• **WORK INSTRUCTIONS**
Reproduce the material word for word; the images stay out.

====

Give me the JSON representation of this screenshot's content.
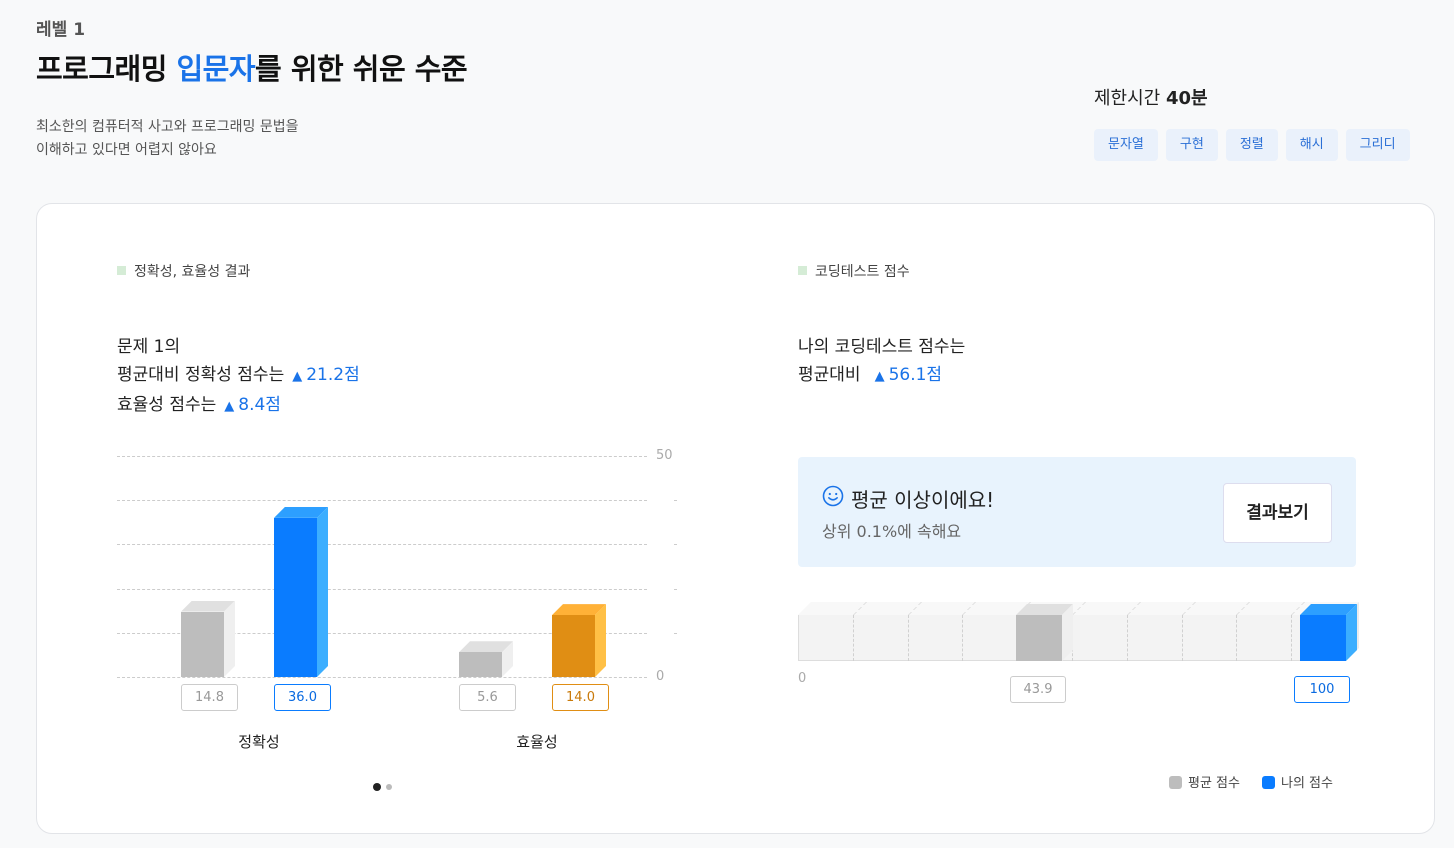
{
  "header": {
    "level": "레벨 1",
    "title_pre": "프로그래밍 ",
    "title_hl": "입문자",
    "title_post": "를 위한 쉬운 수준",
    "desc_line1": "최소한의 컴퓨터적 사고와 프로그래밍 문법을",
    "desc_line2": "이해하고 있다면 어렵지 않아요",
    "time_label": "제한시간 ",
    "time_value": "40분",
    "tags": [
      "문자열",
      "구현",
      "정렬",
      "해시",
      "그리디"
    ]
  },
  "left": {
    "section_label": "정확성, 효율성 결과",
    "summary_line1": "문제 1의",
    "summary_line2": "평균대비 정확성 점수는",
    "accuracy_delta": "21.2점",
    "summary_line3": "효율성 점수는",
    "efficiency_delta": "8.4점",
    "up_arrow": "▲",
    "page_dots": 2,
    "active_page": 1
  },
  "right": {
    "section_label": "코딩테스트 점수",
    "summary_line1": "나의 코딩테스트 점수는",
    "summary_line2": "평균대비",
    "delta": "56.1점",
    "banner_title": "평균 이상이에요!",
    "banner_sub": "상위 0.1%에 속해요",
    "result_button": "결과보기",
    "icon": "smile-icon"
  },
  "legend": {
    "avg_label": "평균 점수",
    "mine_label": "나의 점수"
  },
  "colors": {
    "accent": "#1a73e8",
    "avg_bar": "#bdbdbd",
    "my_bar": "#0a7cff",
    "efficiency_bar": "#e08e14"
  },
  "chart_data": [
    {
      "type": "bar",
      "categories": [
        "정확성",
        "효율성"
      ],
      "series": [
        {
          "values": [
            14.8,
            5.6
          ],
          "value_labels": [
            "14.8",
            "5.6"
          ]
        },
        {
          "values": [
            36.0,
            14.0
          ],
          "value_labels": [
            "36.0",
            "14.0"
          ]
        }
      ],
      "ylim": [
        0,
        50
      ],
      "y_tick_labels": [
        "0",
        "50"
      ],
      "grid": true
    },
    {
      "type": "bar",
      "orientation": "horizontal",
      "xlim": [
        0,
        100
      ],
      "x_tick_labels": [
        "0"
      ],
      "series": [
        {
          "name": "평균 점수",
          "value": 43.9,
          "value_label": "43.9"
        },
        {
          "name": "나의 점수",
          "value": 100,
          "value_label": "100"
        }
      ],
      "grid": true
    }
  ]
}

====

• **RESPONSE TO THIS TASK**
Give me the JSON representation of this screenshot's content.
{
  "header": {
    "level": "레벨 1",
    "title_pre": "프로그래밍 ",
    "title_hl": "입문자",
    "title_post": "를 위한 쉬운 수준",
    "desc_line1": "최소한의 컴퓨터적 사고와 프로그래밍 문법을",
    "desc_line2": "이해하고 있다면 어렵지 않아요",
    "time_label": "제한시간 ",
    "time_value": "40분",
    "tags": [
      "문자열",
      "구현",
      "정렬",
      "해시",
      "그리디"
    ]
  },
  "left": {
    "section_label": "정확성, 효율성 결과",
    "summary_line1": "문제 1의",
    "summary_line2": "평균대비 정확성 점수는",
    "accuracy_delta": "21.2점",
    "summary_line3": "효율성 점수는",
    "efficiency_delta": "8.4점",
    "up_arrow": "▲",
    "page_dots": 2,
    "active_page": 1
  },
  "right": {
    "section_label": "코딩테스트 점수",
    "summary_line1": "나의 코딩테스트 점수는",
    "summary_line2": "평균대비",
    "delta": "56.1점",
    "banner_title": "평균 이상이에요!",
    "banner_sub": "상위 0.1%에 속해요",
    "result_button": "결과보기",
    "icon": "smile-icon"
  },
  "legend": {
    "avg_label": "평균 점수",
    "mine_label": "나의 점수"
  },
  "colors": {
    "accent": "#1a73e8",
    "avg_bar": "#bdbdbd",
    "my_bar": "#0a7cff",
    "efficiency_bar": "#e08e14"
  },
  "chart_data": [
    {
      "type": "bar",
      "categories": [
        "정확성",
        "효율성"
      ],
      "series": [
        {
          "values": [
            14.8,
            5.6
          ],
          "value_labels": [
            "14.8",
            "5.6"
          ]
        },
        {
          "values": [
            36.0,
            14.0
          ],
          "value_labels": [
            "36.0",
            "14.0"
          ]
        }
      ],
      "ylim": [
        0,
        50
      ],
      "y_tick_labels": [
        "0",
        "50"
      ],
      "grid": true
    },
    {
      "type": "bar",
      "orientation": "horizontal",
      "xlim": [
        0,
        100
      ],
      "x_tick_labels": [
        "0"
      ],
      "series": [
        {
          "name": "평균 점수",
          "value": 43.9,
          "value_label": "43.9"
        },
        {
          "name": "나의 점수",
          "value": 100,
          "value_label": "100"
        }
      ],
      "grid": true
    }
  ]
}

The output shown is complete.